AIM - Select all lines with the string "height" in them, and copy those lines.

^^^^

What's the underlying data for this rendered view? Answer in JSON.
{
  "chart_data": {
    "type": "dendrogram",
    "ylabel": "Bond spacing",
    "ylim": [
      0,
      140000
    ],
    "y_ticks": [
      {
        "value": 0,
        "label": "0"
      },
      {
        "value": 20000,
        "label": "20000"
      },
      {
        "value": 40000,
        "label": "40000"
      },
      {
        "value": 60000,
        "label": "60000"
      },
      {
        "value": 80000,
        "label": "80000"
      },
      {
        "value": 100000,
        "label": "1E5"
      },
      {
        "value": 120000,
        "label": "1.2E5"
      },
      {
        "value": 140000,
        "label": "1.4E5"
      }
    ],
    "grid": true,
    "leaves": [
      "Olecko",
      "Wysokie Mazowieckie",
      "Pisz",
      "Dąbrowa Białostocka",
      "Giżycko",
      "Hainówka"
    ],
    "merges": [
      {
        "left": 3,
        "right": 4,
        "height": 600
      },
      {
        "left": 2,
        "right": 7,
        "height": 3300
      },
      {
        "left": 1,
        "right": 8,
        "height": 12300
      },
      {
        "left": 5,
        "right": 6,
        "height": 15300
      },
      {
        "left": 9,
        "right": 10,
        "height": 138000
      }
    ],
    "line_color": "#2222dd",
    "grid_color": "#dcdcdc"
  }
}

^^^^

FULL OUTPUT -
        "height": 600
        "height": 3300
        "height": 12300
        "height": 15300
        "height": 138000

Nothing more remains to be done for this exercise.